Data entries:
····················
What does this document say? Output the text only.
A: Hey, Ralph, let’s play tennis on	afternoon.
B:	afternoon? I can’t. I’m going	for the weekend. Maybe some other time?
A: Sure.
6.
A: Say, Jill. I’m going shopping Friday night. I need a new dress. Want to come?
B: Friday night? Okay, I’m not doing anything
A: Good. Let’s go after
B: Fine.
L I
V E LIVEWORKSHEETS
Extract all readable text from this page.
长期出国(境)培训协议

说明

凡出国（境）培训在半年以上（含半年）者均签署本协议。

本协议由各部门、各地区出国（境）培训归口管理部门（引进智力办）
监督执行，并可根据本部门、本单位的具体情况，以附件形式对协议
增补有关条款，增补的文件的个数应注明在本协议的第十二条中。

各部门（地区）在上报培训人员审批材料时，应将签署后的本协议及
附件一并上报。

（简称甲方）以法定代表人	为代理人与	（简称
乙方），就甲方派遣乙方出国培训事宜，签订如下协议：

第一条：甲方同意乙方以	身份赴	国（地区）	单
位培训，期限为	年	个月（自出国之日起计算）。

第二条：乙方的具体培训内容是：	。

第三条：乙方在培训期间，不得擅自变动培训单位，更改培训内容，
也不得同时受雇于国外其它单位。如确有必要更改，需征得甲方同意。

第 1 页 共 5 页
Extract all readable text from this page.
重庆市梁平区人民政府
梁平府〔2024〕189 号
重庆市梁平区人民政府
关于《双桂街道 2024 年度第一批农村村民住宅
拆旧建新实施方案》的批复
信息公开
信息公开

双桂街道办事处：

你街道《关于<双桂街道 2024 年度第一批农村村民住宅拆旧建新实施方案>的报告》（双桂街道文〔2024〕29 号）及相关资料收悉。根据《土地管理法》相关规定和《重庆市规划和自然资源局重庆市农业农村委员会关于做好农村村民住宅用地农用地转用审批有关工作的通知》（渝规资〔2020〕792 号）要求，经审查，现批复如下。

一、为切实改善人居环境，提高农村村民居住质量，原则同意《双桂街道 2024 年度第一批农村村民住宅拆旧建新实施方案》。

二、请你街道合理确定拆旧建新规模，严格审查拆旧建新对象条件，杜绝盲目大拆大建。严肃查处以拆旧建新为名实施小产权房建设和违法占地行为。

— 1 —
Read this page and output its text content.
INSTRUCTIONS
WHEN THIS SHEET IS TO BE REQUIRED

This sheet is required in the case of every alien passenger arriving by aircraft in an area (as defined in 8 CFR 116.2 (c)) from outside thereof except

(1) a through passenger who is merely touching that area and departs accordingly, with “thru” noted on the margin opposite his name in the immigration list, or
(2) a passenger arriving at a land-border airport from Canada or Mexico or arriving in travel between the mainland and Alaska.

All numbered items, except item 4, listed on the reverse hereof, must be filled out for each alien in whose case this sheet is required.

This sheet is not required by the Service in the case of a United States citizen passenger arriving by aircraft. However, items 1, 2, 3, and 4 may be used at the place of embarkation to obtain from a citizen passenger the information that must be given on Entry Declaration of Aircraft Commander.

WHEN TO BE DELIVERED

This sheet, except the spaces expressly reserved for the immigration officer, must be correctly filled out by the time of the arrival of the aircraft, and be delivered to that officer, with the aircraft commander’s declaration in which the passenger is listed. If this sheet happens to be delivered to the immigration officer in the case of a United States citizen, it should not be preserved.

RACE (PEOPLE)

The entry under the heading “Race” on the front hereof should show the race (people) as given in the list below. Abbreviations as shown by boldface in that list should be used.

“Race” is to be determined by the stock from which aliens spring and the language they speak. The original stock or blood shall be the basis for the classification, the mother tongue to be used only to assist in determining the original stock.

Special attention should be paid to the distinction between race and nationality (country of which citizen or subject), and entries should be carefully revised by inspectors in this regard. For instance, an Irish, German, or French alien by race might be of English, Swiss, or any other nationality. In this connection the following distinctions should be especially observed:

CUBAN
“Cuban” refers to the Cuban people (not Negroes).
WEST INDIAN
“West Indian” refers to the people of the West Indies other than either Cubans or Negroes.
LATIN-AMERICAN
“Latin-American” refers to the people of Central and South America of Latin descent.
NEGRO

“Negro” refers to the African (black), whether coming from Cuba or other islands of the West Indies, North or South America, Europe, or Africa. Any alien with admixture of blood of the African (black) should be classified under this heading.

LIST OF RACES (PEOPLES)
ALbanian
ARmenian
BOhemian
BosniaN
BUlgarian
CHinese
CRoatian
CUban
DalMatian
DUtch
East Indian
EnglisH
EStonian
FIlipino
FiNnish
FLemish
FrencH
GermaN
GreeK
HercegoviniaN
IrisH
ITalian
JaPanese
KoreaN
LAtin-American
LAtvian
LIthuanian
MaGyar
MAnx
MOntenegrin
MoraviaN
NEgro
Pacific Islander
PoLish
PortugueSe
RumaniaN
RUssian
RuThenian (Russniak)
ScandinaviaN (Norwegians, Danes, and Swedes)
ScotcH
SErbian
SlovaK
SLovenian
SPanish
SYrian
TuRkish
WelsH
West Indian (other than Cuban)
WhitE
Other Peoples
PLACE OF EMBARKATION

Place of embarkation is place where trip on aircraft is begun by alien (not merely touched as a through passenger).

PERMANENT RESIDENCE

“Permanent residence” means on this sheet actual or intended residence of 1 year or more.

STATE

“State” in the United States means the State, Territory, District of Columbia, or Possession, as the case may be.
····················
WHAT THIS TASK INVOLVES: Output the listing above without altering a single character.

EXERCISE ANSWER:
What does this document say? Output the text only.
A: Hey, Ralph, let’s play tennis on	afternoon.
B:	afternoon? I can’t. I’m going	for the weekend. Maybe some other time?
A: Sure.
6.
A: Say, Jill. I’m going shopping Friday night. I need a new dress. Want to come?
B: Friday night? Okay, I’m not doing anything
A: Good. Let’s go after
B: Fine.
L I
V E LIVEWORKSHEETS
Extract all readable text from this page.
长期出国(境)培训协议

说明

凡出国（境）培训在半年以上（含半年）者均签署本协议。

本协议由各部门、各地区出国（境）培训归口管理部门（引进智力办）
监督执行，并可根据本部门、本单位的具体情况，以附件形式对协议
增补有关条款，增补的文件的个数应注明在本协议的第十二条中。

各部门（地区）在上报培训人员审批材料时，应将签署后的本协议及
附件一并上报。

（简称甲方）以法定代表人	为代理人与	（简称
乙方），就甲方派遣乙方出国培训事宜，签订如下协议：

第一条：甲方同意乙方以	身份赴	国（地区）	单
位培训，期限为	年	个月（自出国之日起计算）。

第二条：乙方的具体培训内容是：	。

第三条：乙方在培训期间，不得擅自变动培训单位，更改培训内容，
也不得同时受雇于国外其它单位。如确有必要更改，需征得甲方同意。

第 1 页 共 5 页
Extract all readable text from this page.
重庆市梁平区人民政府
梁平府〔2024〕189 号
重庆市梁平区人民政府
关于《双桂街道 2024 年度第一批农村村民住宅
拆旧建新实施方案》的批复
信息公开
信息公开

双桂街道办事处：

你街道《关于<双桂街道 2024 年度第一批农村村民住宅拆旧建新实施方案>的报告》（双桂街道文〔2024〕29 号）及相关资料收悉。根据《土地管理法》相关规定和《重庆市规划和自然资源局重庆市农业农村委员会关于做好农村村民住宅用地农用地转用审批有关工作的通知》（渝规资〔2020〕792 号）要求，经审查，现批复如下。

一、为切实改善人居环境，提高农村村民居住质量，原则同意《双桂街道 2024 年度第一批农村村民住宅拆旧建新实施方案》。

二、请你街道合理确定拆旧建新规模，严格审查拆旧建新对象条件，杜绝盲目大拆大建。严肃查处以拆旧建新为名实施小产权房建设和违法占地行为。

— 1 —
Read this page and output its text content.
INSTRUCTIONS
WHEN THIS SHEET IS TO BE REQUIRED

This sheet is required in the case of every alien passenger arriving by aircraft in an area (as defined in 8 CFR 116.2 (c)) from outside thereof except

(1) a through passenger who is merely touching that area and departs accordingly, with “thru” noted on the margin opposite his name in the immigration list, or
(2) a passenger arriving at a land-border airport from Canada or Mexico or arriving in travel between the mainland and Alaska.

All numbered items, except item 4, listed on the reverse hereof, must be filled out for each alien in whose case this sheet is required.

This sheet is not required by the Service in the case of a United States citizen passenger arriving by aircraft. However, items 1, 2, 3, and 4 may be used at the place of embarkation to obtain from a citizen passenger the information that must be given on Entry Declaration of Aircraft Commander.

WHEN TO BE DELIVERED

This sheet, except the spaces expressly reserved for the immigration officer, must be correctly filled out by the time of the arrival of the aircraft, and be delivered to that officer, with the aircraft commander’s declaration in which the passenger is listed. If this sheet happens to be delivered to the immigration officer in the case of a United States citizen, it should not be preserved.

RACE (PEOPLE)

The entry under the heading “Race” on the front hereof should show the race (people) as given in the list below. Abbreviations as shown by boldface in that list should be used.

“Race” is to be determined by the stock from which aliens spring and the language they speak. The original stock or blood shall be the basis for the classification, the mother tongue to be used only to assist in determining the original stock.

Special attention should be paid to the distinction between race and nationality (country of which citizen or subject), and entries should be carefully revised by inspectors in this regard. For instance, an Irish, German, or French alien by race might be of English, Swiss, or any other nationality. In this connection the following distinctions should be especially observed:

CUBAN
“Cuban” refers to the Cuban people (not Negroes).
WEST INDIAN
“West Indian” refers to the people of the West Indies other than either Cubans or Negroes.
LATIN-AMERICAN
“Latin-American” refers to the people of Central and South America of Latin descent.
NEGRO

“Negro” refers to the African (black), whether coming from Cuba or other islands of the West Indies, North or South America, Europe, or Africa. Any alien with admixture of blood of the African (black) should be classified under this heading.

LIST OF RACES (PEOPLES)
ALbanian
ARmenian
BOhemian
BosniaN
BUlgarian
CHinese
CRoatian
CUban
DalMatian
DUtch
East Indian
EnglisH
EStonian
FIlipino
FiNnish
FLemish
FrencH
GermaN
GreeK
HercegoviniaN
IrisH
ITalian
JaPanese
KoreaN
LAtin-American
LAtvian
LIthuanian
MaGyar
MAnx
MOntenegrin
MoraviaN
NEgro
Pacific Islander
PoLish
PortugueSe
RumaniaN
RUssian
RuThenian (Russniak)
ScandinaviaN (Norwegians, Danes, and Swedes)
ScotcH
SErbian
SlovaK
SLovenian
SPanish
SYrian
TuRkish
WelsH
West Indian (other than Cuban)
WhitE
Other Peoples
PLACE OF EMBARKATION

Place of embarkation is place where trip on aircraft is begun by alien (not merely touched as a through passenger).

PERMANENT RESIDENCE

“Permanent residence” means on this sheet actual or intended residence of 1 year or more.

STATE

“State” in the United States means the State, Territory, District of Columbia, or Possession, as the case may be.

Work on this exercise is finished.